Copy all lines of the listing that include the string "pvalue".

(Dataset items)
## begin

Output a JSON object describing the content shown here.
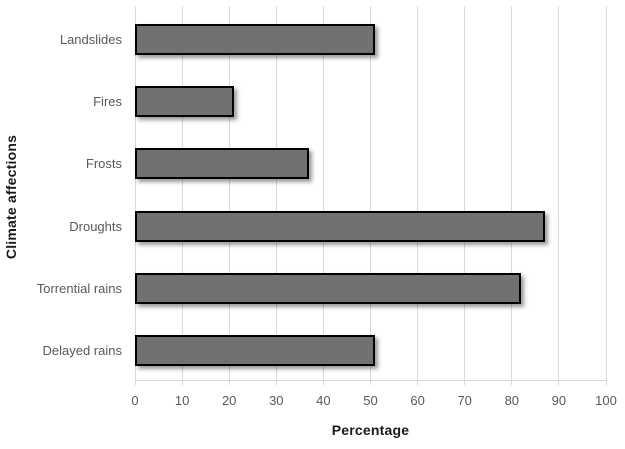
{
  "chart_data": {
    "type": "bar",
    "orientation": "horizontal",
    "title": "",
    "xlabel": "Percentage",
    "ylabel": "Climate affections",
    "categories": [
      "Landslides",
      "Fires",
      "Frosts",
      "Droughts",
      "Torrential rains",
      "Delayed rains"
    ],
    "values": [
      51,
      21,
      37,
      87,
      82,
      51
    ],
    "xlim": [
      0,
      100
    ],
    "xticks": [
      0,
      10,
      20,
      30,
      40,
      50,
      60,
      70,
      80,
      90,
      100
    ],
    "grid": "vertical-only",
    "legend_position": "none",
    "colors": {
      "bar_fill": "#737070",
      "bar_border": "#000000",
      "gridline": "#d9d9d9",
      "axis_line": "#d9d9d9",
      "tick_mark": "#d9d9d9",
      "tick_label": "#595959",
      "category_label": "#595959",
      "axis_title": "#1a1a1a",
      "background": "#ffffff"
    }
  }
}
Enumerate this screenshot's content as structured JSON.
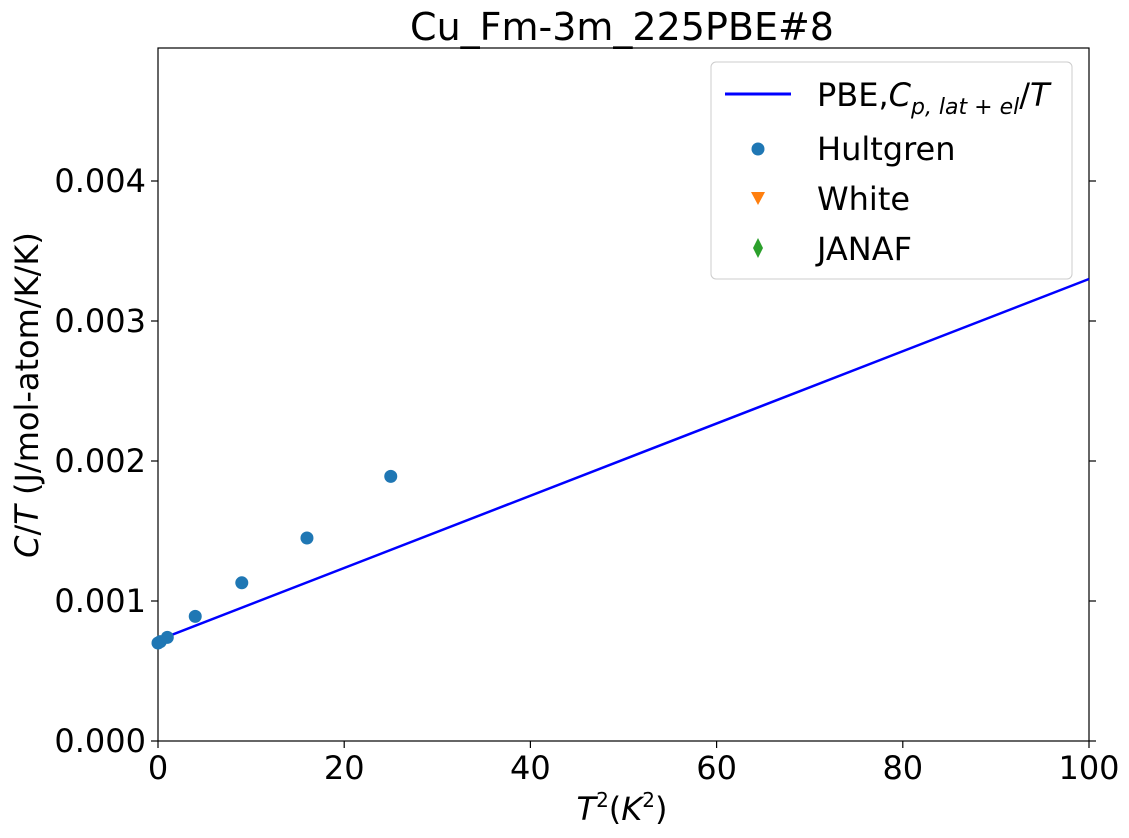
{
  "chart_data": {
    "type": "line",
    "title": "Cu_Fm-3m_225PBE#8",
    "xlabel": "T^2(K^2)",
    "ylabel": "C/T (J/mol-atom/K/K)",
    "xlim": [
      0,
      100
    ],
    "ylim": [
      0,
      0.00495
    ],
    "xticks": [
      0,
      20,
      40,
      60,
      80,
      100
    ],
    "xtick_labels": [
      "0",
      "20",
      "40",
      "60",
      "80",
      "100"
    ],
    "yticks": [
      0,
      0.001,
      0.002,
      0.003,
      0.004
    ],
    "ytick_labels": [
      "0.000",
      "0.001",
      "0.002",
      "0.003",
      "0.004"
    ],
    "grid": false,
    "legend_position": "top-right",
    "series": [
      {
        "name": "PBE,Cp,lat+el/T",
        "kind": "line",
        "color": "#0000ff",
        "x": [
          0,
          100
        ],
        "y": [
          0.00072,
          0.0033
        ]
      },
      {
        "name": "Hultgren",
        "kind": "scatter",
        "marker": "circle",
        "color": "#1f77b4",
        "x": [
          0,
          0.25,
          1,
          4,
          9,
          16,
          25
        ],
        "y": [
          0.0007,
          0.00071,
          0.00074,
          0.00089,
          0.00113,
          0.00145,
          0.00189
        ]
      },
      {
        "name": "White",
        "kind": "scatter",
        "marker": "triangle-down",
        "color": "#ff7f0e",
        "x": [],
        "y": []
      },
      {
        "name": "JANAF",
        "kind": "scatter",
        "marker": "diamond",
        "color": "#2ca02c",
        "x": [],
        "y": []
      }
    ]
  }
}
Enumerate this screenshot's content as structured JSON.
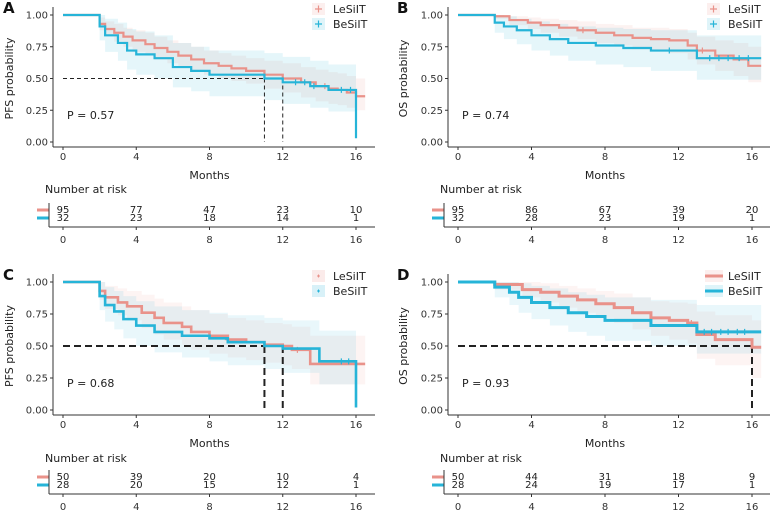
{
  "colors": {
    "lesiit": "#E9928A",
    "besiit": "#26B4D8"
  },
  "chart_data": [
    {
      "panel": "A",
      "type": "line",
      "subtype": "kaplan-meier",
      "ylabel": "PFS probability",
      "xlabel": "Months",
      "xlim": [
        0,
        16.5
      ],
      "ylim": [
        0,
        1
      ],
      "xticks": [
        "0",
        "4",
        "8",
        "12",
        "16"
      ],
      "yticks": [
        "0.00",
        "0.25",
        "0.50",
        "0.75",
        "1.00"
      ],
      "pvalue": "P = 0.57",
      "legend": [
        "LeSiIT",
        "BeSiIT"
      ],
      "series": [
        {
          "name": "LeSiIT",
          "x": [
            0,
            2,
            2.3,
            2.8,
            3.3,
            3.8,
            4.5,
            5,
            5.7,
            6.3,
            7,
            7.7,
            8.5,
            9.2,
            10,
            11,
            12,
            13,
            13.8,
            14.5,
            15,
            15.5,
            16,
            16.5
          ],
          "y": [
            1,
            0.93,
            0.89,
            0.86,
            0.83,
            0.8,
            0.77,
            0.74,
            0.71,
            0.68,
            0.65,
            0.62,
            0.6,
            0.58,
            0.56,
            0.53,
            0.5,
            0.47,
            0.44,
            0.42,
            0.41,
            0.39,
            0.36,
            0.36
          ],
          "ci_lower": [
            1,
            0.88,
            0.83,
            0.79,
            0.75,
            0.71,
            0.68,
            0.65,
            0.62,
            0.59,
            0.56,
            0.53,
            0.5,
            0.48,
            0.46,
            0.42,
            0.39,
            0.35,
            0.32,
            0.3,
            0.29,
            0.27,
            0.25,
            0.25
          ],
          "ci_upper": [
            1,
            0.98,
            0.95,
            0.93,
            0.9,
            0.88,
            0.86,
            0.83,
            0.8,
            0.78,
            0.75,
            0.72,
            0.7,
            0.68,
            0.66,
            0.64,
            0.62,
            0.59,
            0.57,
            0.55,
            0.54,
            0.52,
            0.5,
            0.5
          ],
          "censor_x": [
            14.3
          ],
          "median": 12
        },
        {
          "name": "BeSiIT",
          "x": [
            0,
            2,
            2.3,
            3,
            3.5,
            4,
            5,
            6,
            7,
            8,
            9.5,
            11,
            12,
            13.5,
            14.5,
            15,
            16
          ],
          "y": [
            1,
            0.91,
            0.84,
            0.78,
            0.72,
            0.69,
            0.66,
            0.59,
            0.56,
            0.53,
            0.53,
            0.5,
            0.47,
            0.44,
            0.41,
            0.41,
            0.03
          ],
          "ci_lower": [
            1,
            0.8,
            0.71,
            0.64,
            0.57,
            0.53,
            0.5,
            0.43,
            0.4,
            0.36,
            0.36,
            0.33,
            0.3,
            0.27,
            0.24,
            0.24,
            0.0
          ],
          "ci_upper": [
            1,
            1.0,
            0.97,
            0.94,
            0.89,
            0.87,
            0.84,
            0.78,
            0.75,
            0.72,
            0.72,
            0.7,
            0.67,
            0.64,
            0.61,
            0.61,
            0.55
          ],
          "censor_x": [
            12.7,
            13.2,
            13.7,
            15.2,
            15.7
          ],
          "median": 11
        }
      ],
      "risk_table": {
        "title": "Number at risk",
        "times": [
          "0",
          "4",
          "8",
          "12",
          "16"
        ],
        "rows": [
          {
            "name": "LeSiIT",
            "counts": [
              "95",
              "77",
              "47",
              "23",
              "10"
            ]
          },
          {
            "name": "BeSiIT",
            "counts": [
              "32",
              "23",
              "18",
              "14",
              "1"
            ]
          }
        ]
      }
    },
    {
      "panel": "B",
      "type": "line",
      "subtype": "kaplan-meier",
      "ylabel": "OS probability",
      "xlabel": "Months",
      "xlim": [
        0,
        16.5
      ],
      "ylim": [
        0,
        1
      ],
      "xticks": [
        "0",
        "4",
        "8",
        "12",
        "16"
      ],
      "yticks": [
        "0.00",
        "0.25",
        "0.50",
        "0.75",
        "1.00"
      ],
      "pvalue": "P = 0.74",
      "legend": [
        "LeSiIT",
        "BeSiIT"
      ],
      "series": [
        {
          "name": "LeSiIT",
          "x": [
            0,
            2,
            2.8,
            3.8,
            4.5,
            5.5,
            6.5,
            7.5,
            8.5,
            9.5,
            10.5,
            11.5,
            12.5,
            13,
            14,
            15,
            15.8,
            16.5
          ],
          "y": [
            1,
            0.99,
            0.96,
            0.94,
            0.92,
            0.9,
            0.88,
            0.86,
            0.84,
            0.82,
            0.81,
            0.8,
            0.76,
            0.72,
            0.68,
            0.65,
            0.6,
            0.6
          ],
          "ci_lower": [
            1,
            0.97,
            0.92,
            0.89,
            0.86,
            0.83,
            0.81,
            0.78,
            0.76,
            0.73,
            0.72,
            0.7,
            0.65,
            0.61,
            0.56,
            0.52,
            0.47,
            0.47
          ],
          "ci_upper": [
            1,
            1.0,
            0.99,
            0.98,
            0.97,
            0.96,
            0.95,
            0.93,
            0.92,
            0.9,
            0.9,
            0.89,
            0.86,
            0.83,
            0.8,
            0.78,
            0.75,
            0.75
          ],
          "censor_x": [
            6.8,
            13.3
          ],
          "median": null
        },
        {
          "name": "BeSiIT",
          "x": [
            0,
            2,
            2.5,
            3.2,
            4,
            5,
            6,
            7.5,
            9,
            10.5,
            13,
            16.5
          ],
          "y": [
            1,
            0.94,
            0.91,
            0.88,
            0.84,
            0.81,
            0.78,
            0.76,
            0.74,
            0.72,
            0.66,
            0.66
          ],
          "ci_lower": [
            1,
            0.86,
            0.81,
            0.77,
            0.72,
            0.68,
            0.64,
            0.61,
            0.59,
            0.56,
            0.49,
            0.49
          ],
          "ci_upper": [
            1,
            1.0,
            0.99,
            0.97,
            0.95,
            0.93,
            0.91,
            0.9,
            0.89,
            0.88,
            0.84,
            0.84
          ],
          "censor_x": [
            11.5,
            13.7,
            14.2,
            14.7,
            15.3,
            15.8
          ],
          "median": null
        }
      ],
      "risk_table": {
        "title": "Number at risk",
        "times": [
          "0",
          "4",
          "8",
          "12",
          "16"
        ],
        "rows": [
          {
            "name": "LeSiIT",
            "counts": [
              "95",
              "86",
              "67",
              "39",
              "20"
            ]
          },
          {
            "name": "BeSiIT",
            "counts": [
              "32",
              "28",
              "23",
              "19",
              "1"
            ]
          }
        ]
      }
    },
    {
      "panel": "C",
      "type": "line",
      "subtype": "kaplan-meier",
      "ylabel": "PFS probability",
      "xlabel": "Months",
      "xlim": [
        0,
        16.5
      ],
      "ylim": [
        0,
        1
      ],
      "xticks": [
        "0",
        "4",
        "8",
        "12",
        "16"
      ],
      "yticks": [
        "0.00",
        "0.25",
        "0.50",
        "0.75",
        "1.00"
      ],
      "pvalue": "P = 0.68",
      "legend": [
        "LeSiIT",
        "BeSiIT"
      ],
      "series": [
        {
          "name": "LeSiIT",
          "x": [
            0,
            2,
            2.3,
            3,
            3.5,
            4.3,
            5,
            5.5,
            6.5,
            7,
            8,
            9,
            10,
            11,
            12,
            12.5,
            13.5,
            16,
            16.5
          ],
          "y": [
            1,
            0.93,
            0.88,
            0.84,
            0.81,
            0.76,
            0.72,
            0.68,
            0.65,
            0.61,
            0.58,
            0.55,
            0.53,
            0.51,
            0.5,
            0.47,
            0.36,
            0.36,
            0.36
          ],
          "ci_lower": [
            1,
            0.86,
            0.79,
            0.74,
            0.7,
            0.64,
            0.59,
            0.55,
            0.51,
            0.47,
            0.44,
            0.41,
            0.39,
            0.37,
            0.35,
            0.32,
            0.2,
            0.2,
            0.2
          ],
          "ci_upper": [
            1,
            1.0,
            0.97,
            0.95,
            0.93,
            0.9,
            0.87,
            0.84,
            0.81,
            0.78,
            0.75,
            0.72,
            0.7,
            0.68,
            0.67,
            0.65,
            0.58,
            0.58,
            0.58
          ],
          "censor_x": [
            9,
            12.8
          ],
          "median": 12
        },
        {
          "name": "BeSiIT",
          "x": [
            0,
            2,
            2.3,
            2.8,
            3.3,
            4,
            5,
            6.5,
            8,
            9,
            11,
            12,
            14,
            16
          ],
          "y": [
            1,
            0.89,
            0.82,
            0.77,
            0.71,
            0.66,
            0.61,
            0.58,
            0.56,
            0.53,
            0.5,
            0.48,
            0.38,
            0.02
          ],
          "ci_lower": [
            1,
            0.78,
            0.69,
            0.63,
            0.56,
            0.5,
            0.45,
            0.41,
            0.38,
            0.35,
            0.32,
            0.29,
            0.2,
            0.0
          ],
          "ci_upper": [
            1,
            1.0,
            0.96,
            0.93,
            0.89,
            0.85,
            0.81,
            0.78,
            0.76,
            0.74,
            0.72,
            0.7,
            0.62,
            0.55
          ],
          "censor_x": [
            15.2,
            15.6
          ],
          "median": 11
        }
      ],
      "risk_table": {
        "title": "Number at risk",
        "times": [
          "0",
          "4",
          "8",
          "12",
          "16"
        ],
        "rows": [
          {
            "name": "LeSiIT",
            "counts": [
              "50",
              "39",
              "20",
              "10",
              "4"
            ]
          },
          {
            "name": "BeSiIT",
            "counts": [
              "28",
              "20",
              "15",
              "12",
              "1"
            ]
          }
        ]
      }
    },
    {
      "panel": "D",
      "type": "line",
      "subtype": "kaplan-meier",
      "ylabel": "OS probability",
      "xlabel": "Months",
      "xlim": [
        0,
        16.5
      ],
      "ylim": [
        0,
        1
      ],
      "xticks": [
        "0",
        "4",
        "8",
        "12",
        "16"
      ],
      "yticks": [
        "0.00",
        "0.25",
        "0.50",
        "0.75",
        "1.00"
      ],
      "pvalue": "P = 0.93",
      "legend": [
        "LeSiIT",
        "BeSiIT"
      ],
      "series": [
        {
          "name": "LeSiIT",
          "x": [
            0,
            2,
            3.5,
            4.5,
            5.5,
            6.5,
            7.5,
            8.5,
            9.5,
            10.5,
            11.5,
            12.5,
            13,
            14,
            16,
            16.5
          ],
          "y": [
            1,
            0.98,
            0.94,
            0.92,
            0.89,
            0.86,
            0.83,
            0.8,
            0.76,
            0.72,
            0.7,
            0.68,
            0.59,
            0.55,
            0.49,
            0.49
          ],
          "ci_lower": [
            1,
            0.94,
            0.88,
            0.84,
            0.8,
            0.76,
            0.72,
            0.68,
            0.63,
            0.58,
            0.55,
            0.52,
            0.4,
            0.35,
            0.25,
            0.25
          ],
          "ci_upper": [
            1,
            1.0,
            1.0,
            0.99,
            0.97,
            0.95,
            0.93,
            0.91,
            0.88,
            0.85,
            0.84,
            0.83,
            0.77,
            0.74,
            0.7,
            0.7
          ],
          "censor_x": [
            12.7
          ],
          "median": 16
        },
        {
          "name": "BeSiIT",
          "x": [
            0,
            2,
            2.8,
            3.3,
            4,
            5,
            6,
            7,
            8,
            10.5,
            13,
            16.5
          ],
          "y": [
            1,
            0.96,
            0.92,
            0.88,
            0.84,
            0.8,
            0.76,
            0.73,
            0.7,
            0.66,
            0.61,
            0.61
          ],
          "ci_lower": [
            1,
            0.88,
            0.82,
            0.76,
            0.71,
            0.66,
            0.61,
            0.58,
            0.54,
            0.5,
            0.44,
            0.44
          ],
          "ci_upper": [
            1,
            1.0,
            1.0,
            0.99,
            0.97,
            0.95,
            0.92,
            0.9,
            0.88,
            0.86,
            0.82,
            0.82
          ],
          "censor_x": [
            13.4,
            13.8,
            14.3,
            14.7,
            15.2,
            15.6
          ],
          "median": null
        }
      ],
      "risk_table": {
        "title": "Number at risk",
        "times": [
          "0",
          "4",
          "8",
          "12",
          "16"
        ],
        "rows": [
          {
            "name": "LeSiIT",
            "counts": [
              "50",
              "44",
              "31",
              "18",
              "9"
            ]
          },
          {
            "name": "BeSiIT",
            "counts": [
              "28",
              "24",
              "19",
              "17",
              "1"
            ]
          }
        ]
      }
    }
  ]
}
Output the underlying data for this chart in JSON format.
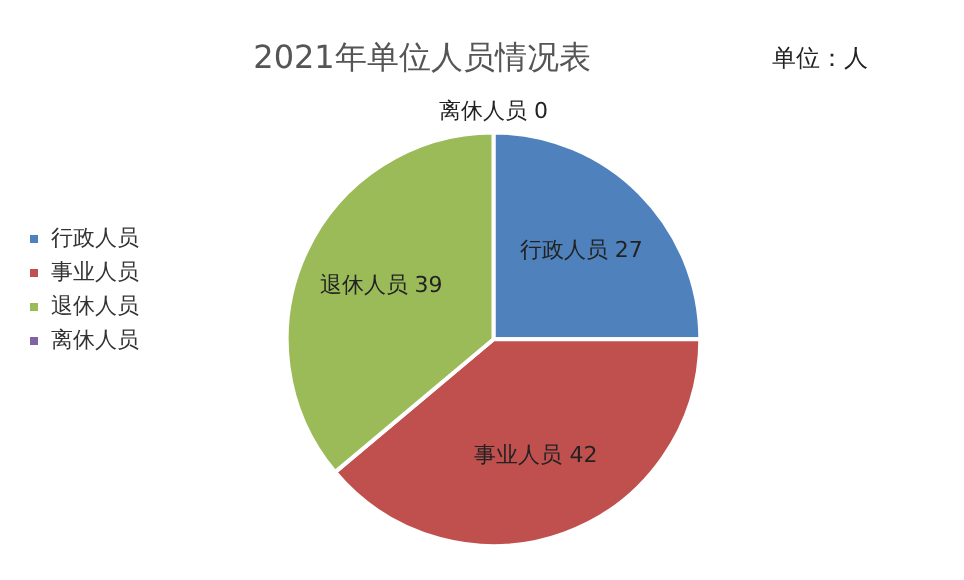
{
  "chart_data": {
    "type": "pie",
    "title": "2021年单位人员情况表",
    "annotations": [
      "单位：人"
    ],
    "categories": [
      "行政人员",
      "事业人员",
      "退休人员",
      "离休人员"
    ],
    "values": [
      27,
      42,
      39,
      0
    ],
    "colors": [
      "#4f81bd",
      "#c0504d",
      "#9bbb59",
      "#8064a2"
    ],
    "value_labels": [
      "27",
      "42",
      "39",
      "0"
    ],
    "legend": "left"
  }
}
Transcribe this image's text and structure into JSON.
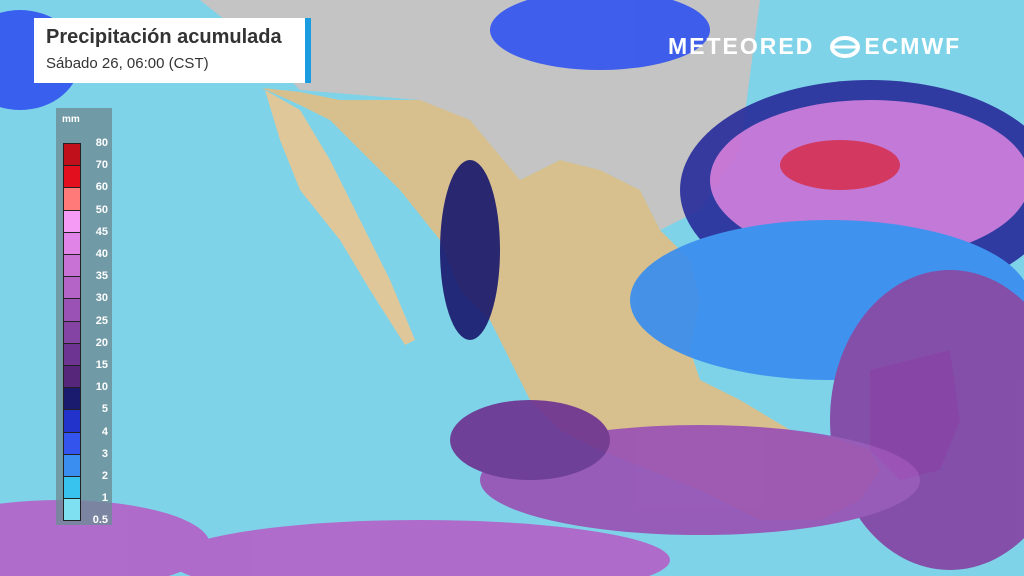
{
  "title": "Precipitación acumulada",
  "subtitle": "Sábado 26, 06:00 (CST)",
  "legend": {
    "unit": "mm",
    "labels": [
      "80",
      "70",
      "60",
      "50",
      "45",
      "40",
      "35",
      "30",
      "25",
      "20",
      "15",
      "10",
      "5",
      "4",
      "3",
      "2",
      "1",
      "0.5"
    ],
    "colors": [
      "#c0101c",
      "#e2101e",
      "#ff7a78",
      "#f59af5",
      "#e184e8",
      "#c872d6",
      "#b463c7",
      "#9a52b4",
      "#8444a3",
      "#6e3492",
      "#55267a",
      "#1a1a6e",
      "#2233cc",
      "#3355ee",
      "#3a8ef0",
      "#38c2ee",
      "#7fe0f2"
    ]
  },
  "logos": {
    "meteored": "METEORED",
    "ecmwf": "ECMWF"
  },
  "colors": {
    "ocean": "#7fd3e8",
    "land": "#c9c9c9",
    "mexico": "#d8c08e",
    "accent": "#1b9be0"
  }
}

## end

§ **SOLUTION TO THE PROBLEM**
      "pvalue": "P = 0.57",
      "pvalue": "P = 0.74",
      "pvalue": "P = 0.68",
      "pvalue": "P = 0.93",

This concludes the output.